• **What is being asked**
Can you transcribe every record below exactly as it appears?

Records contained in a dataset:
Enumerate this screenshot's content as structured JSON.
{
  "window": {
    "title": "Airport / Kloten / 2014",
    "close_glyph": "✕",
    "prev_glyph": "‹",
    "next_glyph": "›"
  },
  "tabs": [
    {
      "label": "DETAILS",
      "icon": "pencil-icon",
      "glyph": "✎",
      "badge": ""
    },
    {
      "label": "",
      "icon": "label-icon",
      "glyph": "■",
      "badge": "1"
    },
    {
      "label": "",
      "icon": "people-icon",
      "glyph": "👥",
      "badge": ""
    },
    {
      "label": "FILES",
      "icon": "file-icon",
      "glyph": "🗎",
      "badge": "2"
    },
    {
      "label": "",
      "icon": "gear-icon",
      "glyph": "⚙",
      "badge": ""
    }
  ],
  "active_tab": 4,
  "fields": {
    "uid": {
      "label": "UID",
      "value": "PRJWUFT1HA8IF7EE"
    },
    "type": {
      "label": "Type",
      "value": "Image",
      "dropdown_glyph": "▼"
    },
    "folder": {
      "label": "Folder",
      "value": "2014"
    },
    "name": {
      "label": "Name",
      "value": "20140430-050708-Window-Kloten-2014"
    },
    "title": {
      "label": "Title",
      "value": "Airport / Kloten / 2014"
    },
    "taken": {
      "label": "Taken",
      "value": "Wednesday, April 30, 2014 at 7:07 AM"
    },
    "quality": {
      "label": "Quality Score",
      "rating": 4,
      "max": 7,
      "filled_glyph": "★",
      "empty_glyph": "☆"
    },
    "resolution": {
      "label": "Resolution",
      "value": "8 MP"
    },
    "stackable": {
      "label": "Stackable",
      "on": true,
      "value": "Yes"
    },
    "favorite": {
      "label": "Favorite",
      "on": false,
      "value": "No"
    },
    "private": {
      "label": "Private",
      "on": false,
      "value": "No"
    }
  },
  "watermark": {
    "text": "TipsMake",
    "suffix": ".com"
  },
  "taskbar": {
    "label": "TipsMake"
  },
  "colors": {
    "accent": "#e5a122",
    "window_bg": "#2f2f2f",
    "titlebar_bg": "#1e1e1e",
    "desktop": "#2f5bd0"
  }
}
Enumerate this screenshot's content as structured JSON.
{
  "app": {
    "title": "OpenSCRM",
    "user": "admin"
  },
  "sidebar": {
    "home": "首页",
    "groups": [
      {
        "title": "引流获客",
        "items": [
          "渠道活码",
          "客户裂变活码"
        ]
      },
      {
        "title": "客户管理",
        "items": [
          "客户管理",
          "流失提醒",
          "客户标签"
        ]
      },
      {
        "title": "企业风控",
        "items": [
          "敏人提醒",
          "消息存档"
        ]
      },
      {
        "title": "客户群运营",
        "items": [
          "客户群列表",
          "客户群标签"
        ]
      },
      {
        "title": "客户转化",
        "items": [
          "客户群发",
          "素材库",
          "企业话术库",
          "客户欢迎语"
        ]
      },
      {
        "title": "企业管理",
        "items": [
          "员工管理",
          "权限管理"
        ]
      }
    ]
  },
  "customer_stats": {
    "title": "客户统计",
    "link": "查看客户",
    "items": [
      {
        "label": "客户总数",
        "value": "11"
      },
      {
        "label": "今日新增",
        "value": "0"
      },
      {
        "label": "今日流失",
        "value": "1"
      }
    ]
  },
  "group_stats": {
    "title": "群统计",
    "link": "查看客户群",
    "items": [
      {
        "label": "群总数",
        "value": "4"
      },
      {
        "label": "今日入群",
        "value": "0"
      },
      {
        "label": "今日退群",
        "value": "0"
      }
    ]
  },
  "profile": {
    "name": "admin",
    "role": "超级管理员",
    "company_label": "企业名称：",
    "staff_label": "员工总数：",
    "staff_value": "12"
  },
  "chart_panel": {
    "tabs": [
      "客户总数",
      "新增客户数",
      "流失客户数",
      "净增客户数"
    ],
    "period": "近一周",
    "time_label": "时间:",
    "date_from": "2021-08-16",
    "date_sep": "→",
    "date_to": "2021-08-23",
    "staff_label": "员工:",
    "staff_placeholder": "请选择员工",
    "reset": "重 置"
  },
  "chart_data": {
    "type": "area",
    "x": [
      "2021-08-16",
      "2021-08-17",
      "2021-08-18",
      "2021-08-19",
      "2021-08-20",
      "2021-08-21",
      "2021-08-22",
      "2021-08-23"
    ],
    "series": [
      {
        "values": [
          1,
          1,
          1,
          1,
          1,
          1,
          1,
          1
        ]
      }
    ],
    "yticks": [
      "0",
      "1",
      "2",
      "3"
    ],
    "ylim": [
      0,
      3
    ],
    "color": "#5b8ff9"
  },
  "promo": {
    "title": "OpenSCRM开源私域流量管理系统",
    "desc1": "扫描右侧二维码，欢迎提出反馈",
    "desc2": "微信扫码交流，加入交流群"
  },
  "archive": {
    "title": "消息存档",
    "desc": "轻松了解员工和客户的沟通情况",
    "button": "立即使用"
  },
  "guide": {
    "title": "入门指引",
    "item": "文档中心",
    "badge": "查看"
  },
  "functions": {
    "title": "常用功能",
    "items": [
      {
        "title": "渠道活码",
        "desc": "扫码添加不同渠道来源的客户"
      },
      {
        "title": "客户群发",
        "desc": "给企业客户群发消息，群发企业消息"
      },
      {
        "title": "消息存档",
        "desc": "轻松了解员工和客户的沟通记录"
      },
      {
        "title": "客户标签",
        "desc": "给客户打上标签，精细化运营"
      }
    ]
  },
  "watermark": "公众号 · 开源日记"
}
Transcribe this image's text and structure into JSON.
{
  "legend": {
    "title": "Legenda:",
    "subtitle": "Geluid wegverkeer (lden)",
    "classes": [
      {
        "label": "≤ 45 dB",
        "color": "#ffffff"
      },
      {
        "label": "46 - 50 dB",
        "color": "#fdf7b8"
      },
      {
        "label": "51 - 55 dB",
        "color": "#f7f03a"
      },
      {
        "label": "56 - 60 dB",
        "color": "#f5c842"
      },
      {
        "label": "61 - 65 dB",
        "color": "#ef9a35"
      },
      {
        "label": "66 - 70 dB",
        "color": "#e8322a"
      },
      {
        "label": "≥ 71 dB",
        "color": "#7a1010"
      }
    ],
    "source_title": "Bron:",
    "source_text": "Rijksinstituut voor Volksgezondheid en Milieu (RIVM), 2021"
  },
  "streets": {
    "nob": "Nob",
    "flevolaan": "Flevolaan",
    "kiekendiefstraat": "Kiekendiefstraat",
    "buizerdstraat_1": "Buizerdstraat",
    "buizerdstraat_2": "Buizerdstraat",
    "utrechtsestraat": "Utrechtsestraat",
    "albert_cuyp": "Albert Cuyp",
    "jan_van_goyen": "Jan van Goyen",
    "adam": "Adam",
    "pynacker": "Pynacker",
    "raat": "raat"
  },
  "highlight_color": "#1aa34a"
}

• **Output for this task**
Enumerate this screenshot's content as structured JSON.
{
  "window": {
    "title": "Airport / Kloten / 2014",
    "close_glyph": "✕",
    "prev_glyph": "‹",
    "next_glyph": "›"
  },
  "tabs": [
    {
      "label": "DETAILS",
      "icon": "pencil-icon",
      "glyph": "✎",
      "badge": ""
    },
    {
      "label": "",
      "icon": "label-icon",
      "glyph": "■",
      "badge": "1"
    },
    {
      "label": "",
      "icon": "people-icon",
      "glyph": "👥",
      "badge": ""
    },
    {
      "label": "FILES",
      "icon": "file-icon",
      "glyph": "🗎",
      "badge": "2"
    },
    {
      "label": "",
      "icon": "gear-icon",
      "glyph": "⚙",
      "badge": ""
    }
  ],
  "active_tab": 4,
  "fields": {
    "uid": {
      "label": "UID",
      "value": "PRJWUFT1HA8IF7EE"
    },
    "type": {
      "label": "Type",
      "value": "Image",
      "dropdown_glyph": "▼"
    },
    "folder": {
      "label": "Folder",
      "value": "2014"
    },
    "name": {
      "label": "Name",
      "value": "20140430-050708-Window-Kloten-2014"
    },
    "title": {
      "label": "Title",
      "value": "Airport / Kloten / 2014"
    },
    "taken": {
      "label": "Taken",
      "value": "Wednesday, April 30, 2014 at 7:07 AM"
    },
    "quality": {
      "label": "Quality Score",
      "rating": 4,
      "max": 7,
      "filled_glyph": "★",
      "empty_glyph": "☆"
    },
    "resolution": {
      "label": "Resolution",
      "value": "8 MP"
    },
    "stackable": {
      "label": "Stackable",
      "on": true,
      "value": "Yes"
    },
    "favorite": {
      "label": "Favorite",
      "on": false,
      "value": "No"
    },
    "private": {
      "label": "Private",
      "on": false,
      "value": "No"
    }
  },
  "watermark": {
    "text": "TipsMake",
    "suffix": ".com"
  },
  "taskbar": {
    "label": "TipsMake"
  },
  "colors": {
    "accent": "#e5a122",
    "window_bg": "#2f2f2f",
    "titlebar_bg": "#1e1e1e",
    "desktop": "#2f5bd0"
  }
}
Enumerate this screenshot's content as structured JSON.
{
  "app": {
    "title": "OpenSCRM",
    "user": "admin"
  },
  "sidebar": {
    "home": "首页",
    "groups": [
      {
        "title": "引流获客",
        "items": [
          "渠道活码",
          "客户裂变活码"
        ]
      },
      {
        "title": "客户管理",
        "items": [
          "客户管理",
          "流失提醒",
          "客户标签"
        ]
      },
      {
        "title": "企业风控",
        "items": [
          "敏人提醒",
          "消息存档"
        ]
      },
      {
        "title": "客户群运营",
        "items": [
          "客户群列表",
          "客户群标签"
        ]
      },
      {
        "title": "客户转化",
        "items": [
          "客户群发",
          "素材库",
          "企业话术库",
          "客户欢迎语"
        ]
      },
      {
        "title": "企业管理",
        "items": [
          "员工管理",
          "权限管理"
        ]
      }
    ]
  },
  "customer_stats": {
    "title": "客户统计",
    "link": "查看客户",
    "items": [
      {
        "label": "客户总数",
        "value": "11"
      },
      {
        "label": "今日新增",
        "value": "0"
      },
      {
        "label": "今日流失",
        "value": "1"
      }
    ]
  },
  "group_stats": {
    "title": "群统计",
    "link": "查看客户群",
    "items": [
      {
        "label": "群总数",
        "value": "4"
      },
      {
        "label": "今日入群",
        "value": "0"
      },
      {
        "label": "今日退群",
        "value": "0"
      }
    ]
  },
  "profile": {
    "name": "admin",
    "role": "超级管理员",
    "company_label": "企业名称：",
    "staff_label": "员工总数：",
    "staff_value": "12"
  },
  "chart_panel": {
    "tabs": [
      "客户总数",
      "新增客户数",
      "流失客户数",
      "净增客户数"
    ],
    "period": "近一周",
    "time_label": "时间:",
    "date_from": "2021-08-16",
    "date_sep": "→",
    "date_to": "2021-08-23",
    "staff_label": "员工:",
    "staff_placeholder": "请选择员工",
    "reset": "重 置"
  },
  "chart_data": {
    "type": "area",
    "x": [
      "2021-08-16",
      "2021-08-17",
      "2021-08-18",
      "2021-08-19",
      "2021-08-20",
      "2021-08-21",
      "2021-08-22",
      "2021-08-23"
    ],
    "series": [
      {
        "values": [
          1,
          1,
          1,
          1,
          1,
          1,
          1,
          1
        ]
      }
    ],
    "yticks": [
      "0",
      "1",
      "2",
      "3"
    ],
    "ylim": [
      0,
      3
    ],
    "color": "#5b8ff9"
  },
  "promo": {
    "title": "OpenSCRM开源私域流量管理系统",
    "desc1": "扫描右侧二维码，欢迎提出反馈",
    "desc2": "微信扫码交流，加入交流群"
  },
  "archive": {
    "title": "消息存档",
    "desc": "轻松了解员工和客户的沟通情况",
    "button": "立即使用"
  },
  "guide": {
    "title": "入门指引",
    "item": "文档中心",
    "badge": "查看"
  },
  "functions": {
    "title": "常用功能",
    "items": [
      {
        "title": "渠道活码",
        "desc": "扫码添加不同渠道来源的客户"
      },
      {
        "title": "客户群发",
        "desc": "给企业客户群发消息，群发企业消息"
      },
      {
        "title": "消息存档",
        "desc": "轻松了解员工和客户的沟通记录"
      },
      {
        "title": "客户标签",
        "desc": "给客户打上标签，精细化运营"
      }
    ]
  },
  "watermark": "公众号 · 开源日记"
}
Transcribe this image's text and structure into JSON.
{
  "legend": {
    "title": "Legenda:",
    "subtitle": "Geluid wegverkeer (lden)",
    "classes": [
      {
        "label": "≤ 45 dB",
        "color": "#ffffff"
      },
      {
        "label": "46 - 50 dB",
        "color": "#fdf7b8"
      },
      {
        "label": "51 - 55 dB",
        "color": "#f7f03a"
      },
      {
        "label": "56 - 60 dB",
        "color": "#f5c842"
      },
      {
        "label": "61 - 65 dB",
        "color": "#ef9a35"
      },
      {
        "label": "66 - 70 dB",
        "color": "#e8322a"
      },
      {
        "label": "≥ 71 dB",
        "color": "#7a1010"
      }
    ],
    "source_title": "Bron:",
    "source_text": "Rijksinstituut voor Volksgezondheid en Milieu (RIVM), 2021"
  },
  "streets": {
    "nob": "Nob",
    "flevolaan": "Flevolaan",
    "kiekendiefstraat": "Kiekendiefstraat",
    "buizerdstraat_1": "Buizerdstraat",
    "buizerdstraat_2": "Buizerdstraat",
    "utrechtsestraat": "Utrechtsestraat",
    "albert_cuyp": "Albert Cuyp",
    "jan_van_goyen": "Jan van Goyen",
    "adam": "Adam",
    "pynacker": "Pynacker",
    "raat": "raat"
  },
  "highlight_color": "#1aa34a"
}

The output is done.